Transcribe the entries below exactly; leave every image out.

Stored rows =>

• • • • • • •

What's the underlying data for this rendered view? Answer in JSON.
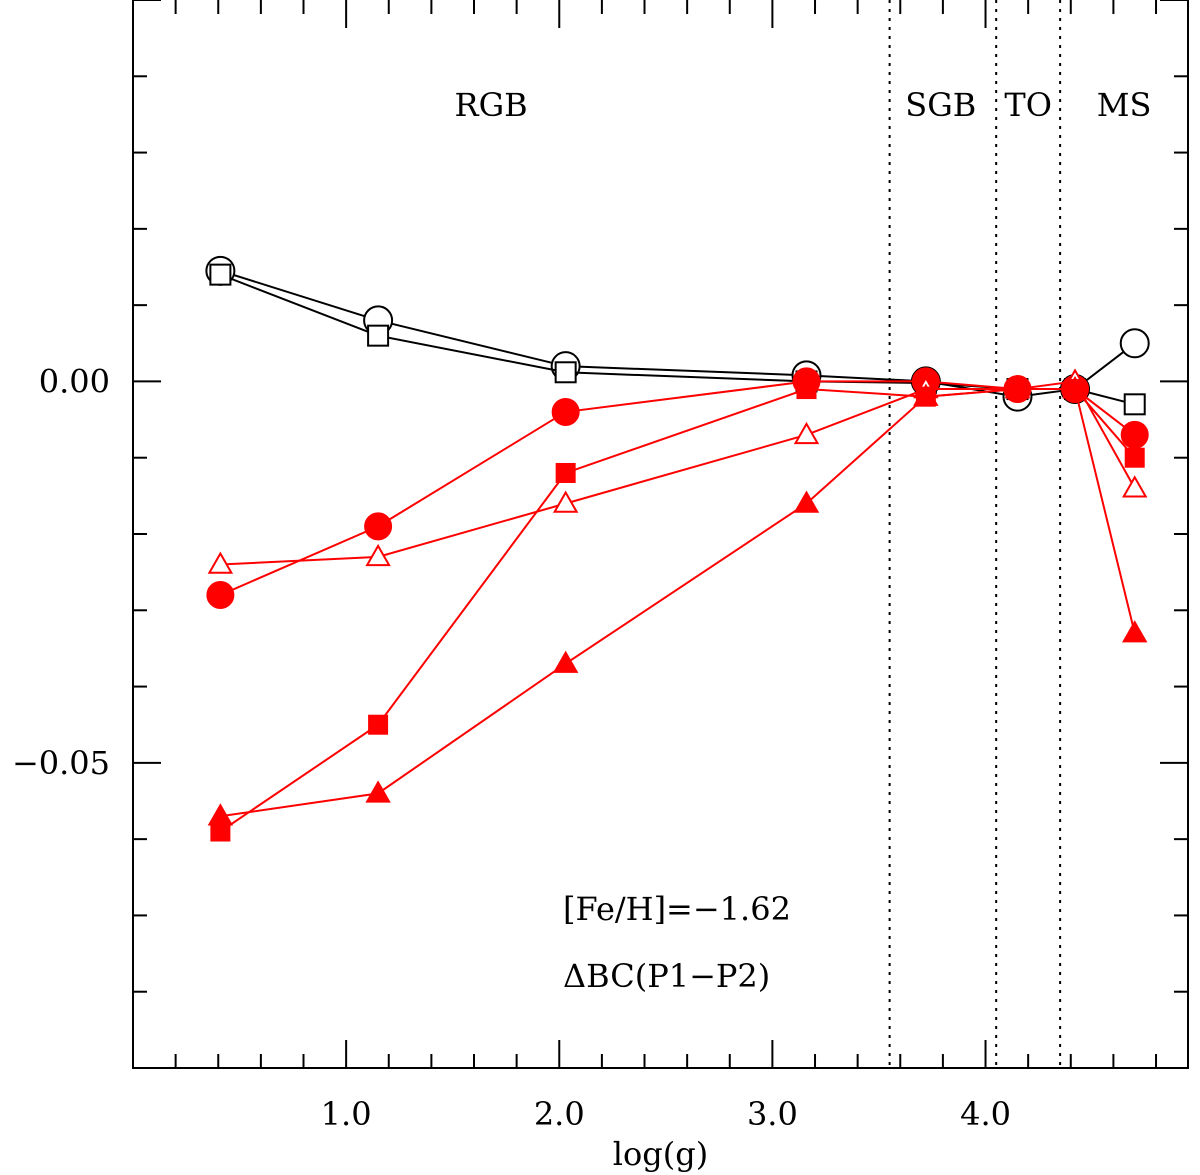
{
  "chart_data": {
    "type": "line",
    "title": "",
    "xlabel": "log(g)",
    "ylabel": "",
    "xlim": [
      0.0,
      4.95
    ],
    "ylim": [
      -0.09,
      0.05
    ],
    "x_ticks": [
      {
        "value": 1.0,
        "label": "1.0"
      },
      {
        "value": 2.0,
        "label": "2.0"
      },
      {
        "value": 3.0,
        "label": "3.0"
      },
      {
        "value": 4.0,
        "label": "4.0"
      }
    ],
    "y_ticks": [
      {
        "value": 0.0,
        "label": "0.00"
      },
      {
        "value": -0.05,
        "label": "−0.05"
      }
    ],
    "region_dividers": [
      3.55,
      4.05,
      4.35
    ],
    "region_labels": [
      {
        "text": "RGB",
        "x": 1.68
      },
      {
        "text": "SGB",
        "x": 3.79
      },
      {
        "text": "TO",
        "x": 4.2
      },
      {
        "text": "MS",
        "x": 4.65
      }
    ],
    "annotations": [
      "[Fe/H]=−1.62",
      "ΔBC(P1−P2)"
    ],
    "x": [
      0.41,
      1.15,
      2.03,
      3.16,
      3.72,
      4.15,
      4.42,
      4.7
    ],
    "series": [
      {
        "name": "black open circle",
        "color": "#000000",
        "marker": "circle",
        "filled": false,
        "values": [
          0.0145,
          0.008,
          0.002,
          0.0008,
          0.0,
          -0.002,
          -0.001,
          0.005
        ]
      },
      {
        "name": "black open square",
        "color": "#000000",
        "marker": "square",
        "filled": false,
        "values": [
          0.014,
          0.006,
          0.0012,
          0.0,
          -0.0002,
          -0.001,
          -0.001,
          -0.003
        ]
      },
      {
        "name": "red filled circle",
        "color": "#ff0000",
        "marker": "circle",
        "filled": true,
        "values": [
          -0.028,
          -0.019,
          -0.004,
          0.0,
          0.0,
          -0.001,
          -0.001,
          -0.007
        ]
      },
      {
        "name": "red open triangle",
        "color": "#ff0000",
        "marker": "triangle",
        "filled": false,
        "values": [
          -0.024,
          -0.023,
          -0.016,
          -0.007,
          -0.001,
          -0.001,
          0.0,
          -0.014
        ]
      },
      {
        "name": "red filled square",
        "color": "#ff0000",
        "marker": "square",
        "filled": true,
        "values": [
          -0.059,
          -0.045,
          -0.012,
          -0.001,
          -0.002,
          -0.001,
          -0.001,
          -0.01
        ]
      },
      {
        "name": "red filled triangle",
        "color": "#ff0000",
        "marker": "triangle",
        "filled": true,
        "values": [
          -0.057,
          -0.054,
          -0.037,
          -0.016,
          -0.002,
          -0.001,
          -0.001,
          -0.033
        ]
      }
    ]
  }
}
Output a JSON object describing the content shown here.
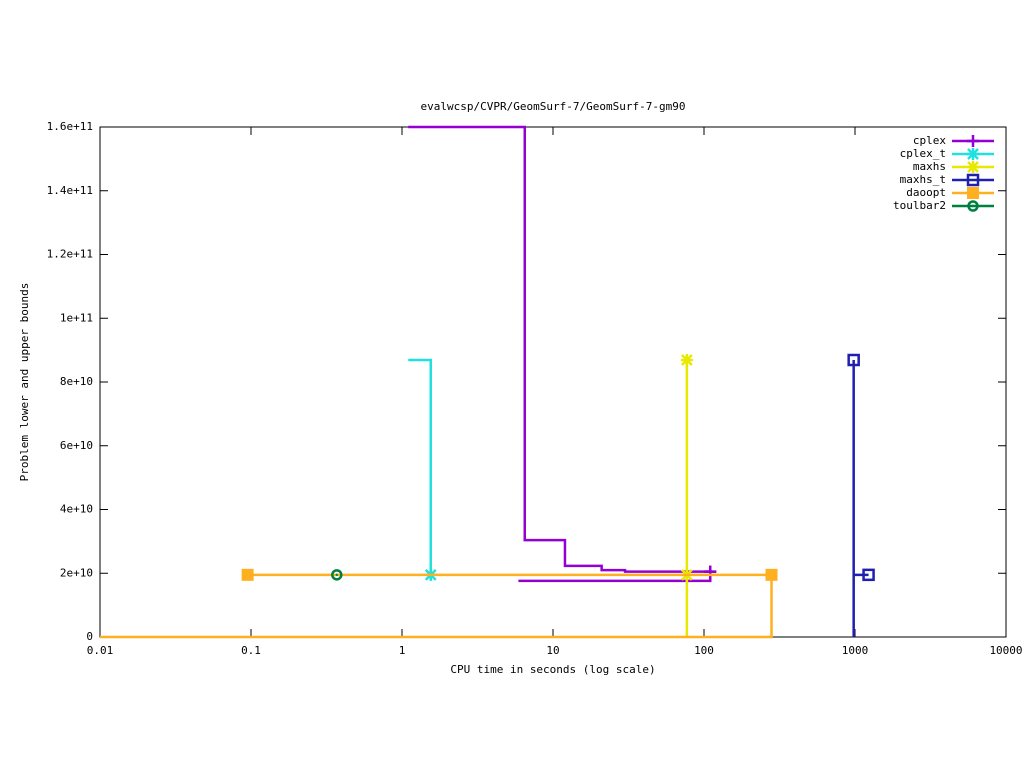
{
  "chart_data": {
    "type": "line",
    "title": "evalwcsp/CVPR/GeomSurf-7/GeomSurf-7-gm90",
    "x_label": "CPU time in seconds (log scale)",
    "y_label": "Problem lower and upper bounds",
    "x_log": true,
    "xlim": [
      0.01,
      10000
    ],
    "xticks": [
      0.01,
      0.1,
      1,
      10,
      100,
      1000,
      10000
    ],
    "ylim": [
      0,
      160000000000
    ],
    "yticks": [
      0,
      {
        "value": 20000000000,
        "label": "2e+10"
      },
      {
        "value": 40000000000,
        "label": "4e+10"
      },
      {
        "value": 60000000000,
        "label": "6e+10"
      },
      {
        "value": 80000000000,
        "label": "8e+10"
      },
      {
        "value": 100000000000,
        "label": "1e+11"
      },
      {
        "value": 120000000000,
        "label": "1.2e+11"
      },
      {
        "value": 140000000000,
        "label": "1.4e+11"
      },
      {
        "value": 160000000000,
        "label": "1.6e+11"
      }
    ],
    "legend": "top-right",
    "series": [
      {
        "name": "cplex",
        "color": "#9400d3",
        "marker": "plus",
        "x": [
          1.1,
          6.5,
          6.5,
          12,
          12,
          21,
          21,
          30,
          30,
          110,
          null,
          5.9,
          110,
          110
        ],
        "values": [
          160000000000,
          160000000000,
          30400000000,
          30400000000,
          22300000000,
          22300000000,
          21000000000,
          21000000000,
          20500000000,
          20500000000,
          null,
          17600000000,
          17600000000,
          20500000000
        ]
      },
      {
        "name": "cplex_t",
        "color": "#20e0e0",
        "marker": "star",
        "x": [
          1.1,
          1.55,
          1.55
        ],
        "values": [
          86900000000,
          86900000000,
          19500000000
        ]
      },
      {
        "name": "maxhs",
        "color": "#e8e800",
        "marker": "star",
        "x": [
          77,
          77,
          null,
          77
        ],
        "values": [
          0,
          86900000000,
          null,
          19500000000
        ]
      },
      {
        "name": "maxhs_t",
        "color": "#2020b0",
        "marker": "box",
        "x": [
          980,
          980,
          null,
          980,
          1230
        ],
        "values": [
          0,
          86900000000,
          null,
          19500000000,
          19500000000
        ]
      },
      {
        "name": "daoopt",
        "color": "#ffb020",
        "marker": "square",
        "x": [
          280,
          0.095,
          null,
          0.01,
          280,
          280
        ],
        "values": [
          19500000000,
          19500000000,
          null,
          0,
          0,
          19500000000
        ]
      },
      {
        "name": "toulbar2",
        "color": "#008040",
        "marker": "circle",
        "x": [
          0.37
        ],
        "values": [
          19500000000
        ]
      }
    ]
  }
}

• • • • • • •

Solution for this problem =>
What's the underlying data for this rendered view? Answer in JSON.
{
  "chart_data": {
    "type": "line",
    "title": "",
    "xlabel": "log(g)",
    "ylabel": "",
    "xlim": [
      0.0,
      4.95
    ],
    "ylim": [
      -0.09,
      0.05
    ],
    "x_ticks": [
      {
        "value": 1.0,
        "label": "1.0"
      },
      {
        "value": 2.0,
        "label": "2.0"
      },
      {
        "value": 3.0,
        "label": "3.0"
      },
      {
        "value": 4.0,
        "label": "4.0"
      }
    ],
    "y_ticks": [
      {
        "value": 0.0,
        "label": "0.00"
      },
      {
        "value": -0.05,
        "label": "−0.05"
      }
    ],
    "region_dividers": [
      3.55,
      4.05,
      4.35
    ],
    "region_labels": [
      {
        "text": "RGB",
        "x": 1.68
      },
      {
        "text": "SGB",
        "x": 3.79
      },
      {
        "text": "TO",
        "x": 4.2
      },
      {
        "text": "MS",
        "x": 4.65
      }
    ],
    "annotations": [
      "[Fe/H]=−1.62",
      "ΔBC(P1−P2)"
    ],
    "x": [
      0.41,
      1.15,
      2.03,
      3.16,
      3.72,
      4.15,
      4.42,
      4.7
    ],
    "series": [
      {
        "name": "black open circle",
        "color": "#000000",
        "marker": "circle",
        "filled": false,
        "values": [
          0.0145,
          0.008,
          0.002,
          0.0008,
          0.0,
          -0.002,
          -0.001,
          0.005
        ]
      },
      {
        "name": "black open square",
        "color": "#000000",
        "marker": "square",
        "filled": false,
        "values": [
          0.014,
          0.006,
          0.0012,
          0.0,
          -0.0002,
          -0.001,
          -0.001,
          -0.003
        ]
      },
      {
        "name": "red filled circle",
        "color": "#ff0000",
        "marker": "circle",
        "filled": true,
        "values": [
          -0.028,
          -0.019,
          -0.004,
          0.0,
          0.0,
          -0.001,
          -0.001,
          -0.007
        ]
      },
      {
        "name": "red open triangle",
        "color": "#ff0000",
        "marker": "triangle",
        "filled": false,
        "values": [
          -0.024,
          -0.023,
          -0.016,
          -0.007,
          -0.001,
          -0.001,
          0.0,
          -0.014
        ]
      },
      {
        "name": "red filled square",
        "color": "#ff0000",
        "marker": "square",
        "filled": true,
        "values": [
          -0.059,
          -0.045,
          -0.012,
          -0.001,
          -0.002,
          -0.001,
          -0.001,
          -0.01
        ]
      },
      {
        "name": "red filled triangle",
        "color": "#ff0000",
        "marker": "triangle",
        "filled": true,
        "values": [
          -0.057,
          -0.054,
          -0.037,
          -0.016,
          -0.002,
          -0.001,
          -0.001,
          -0.033
        ]
      }
    ]
  }
}
Output a JSON object describing the content shown here.
{
  "chart_data": {
    "type": "line",
    "title": "evalwcsp/CVPR/GeomSurf-7/GeomSurf-7-gm90",
    "x_label": "CPU time in seconds (log scale)",
    "y_label": "Problem lower and upper bounds",
    "x_log": true,
    "xlim": [
      0.01,
      10000
    ],
    "xticks": [
      0.01,
      0.1,
      1,
      10,
      100,
      1000,
      10000
    ],
    "ylim": [
      0,
      160000000000
    ],
    "yticks": [
      0,
      {
        "value": 20000000000,
        "label": "2e+10"
      },
      {
        "value": 40000000000,
        "label": "4e+10"
      },
      {
        "value": 60000000000,
        "label": "6e+10"
      },
      {
        "value": 80000000000,
        "label": "8e+10"
      },
      {
        "value": 100000000000,
        "label": "1e+11"
      },
      {
        "value": 120000000000,
        "label": "1.2e+11"
      },
      {
        "value": 140000000000,
        "label": "1.4e+11"
      },
      {
        "value": 160000000000,
        "label": "1.6e+11"
      }
    ],
    "legend": "top-right",
    "series": [
      {
        "name": "cplex",
        "color": "#9400d3",
        "marker": "plus",
        "x": [
          1.1,
          6.5,
          6.5,
          12,
          12,
          21,
          21,
          30,
          30,
          110,
          null,
          5.9,
          110,
          110
        ],
        "values": [
          160000000000,
          160000000000,
          30400000000,
          30400000000,
          22300000000,
          22300000000,
          21000000000,
          21000000000,
          20500000000,
          20500000000,
          null,
          17600000000,
          17600000000,
          20500000000
        ]
      },
      {
        "name": "cplex_t",
        "color": "#20e0e0",
        "marker": "star",
        "x": [
          1.1,
          1.55,
          1.55
        ],
        "values": [
          86900000000,
          86900000000,
          19500000000
        ]
      },
      {
        "name": "maxhs",
        "color": "#e8e800",
        "marker": "star",
        "x": [
          77,
          77,
          null,
          77
        ],
        "values": [
          0,
          86900000000,
          null,
          19500000000
        ]
      },
      {
        "name": "maxhs_t",
        "color": "#2020b0",
        "marker": "box",
        "x": [
          980,
          980,
          null,
          980,
          1230
        ],
        "values": [
          0,
          86900000000,
          null,
          19500000000,
          19500000000
        ]
      },
      {
        "name": "daoopt",
        "color": "#ffb020",
        "marker": "square",
        "x": [
          280,
          0.095,
          null,
          0.01,
          280,
          280
        ],
        "values": [
          19500000000,
          19500000000,
          null,
          0,
          0,
          19500000000
        ]
      },
      {
        "name": "toulbar2",
        "color": "#008040",
        "marker": "circle",
        "x": [
          0.37
        ],
        "values": [
          19500000000
        ]
      }
    ]
  }
}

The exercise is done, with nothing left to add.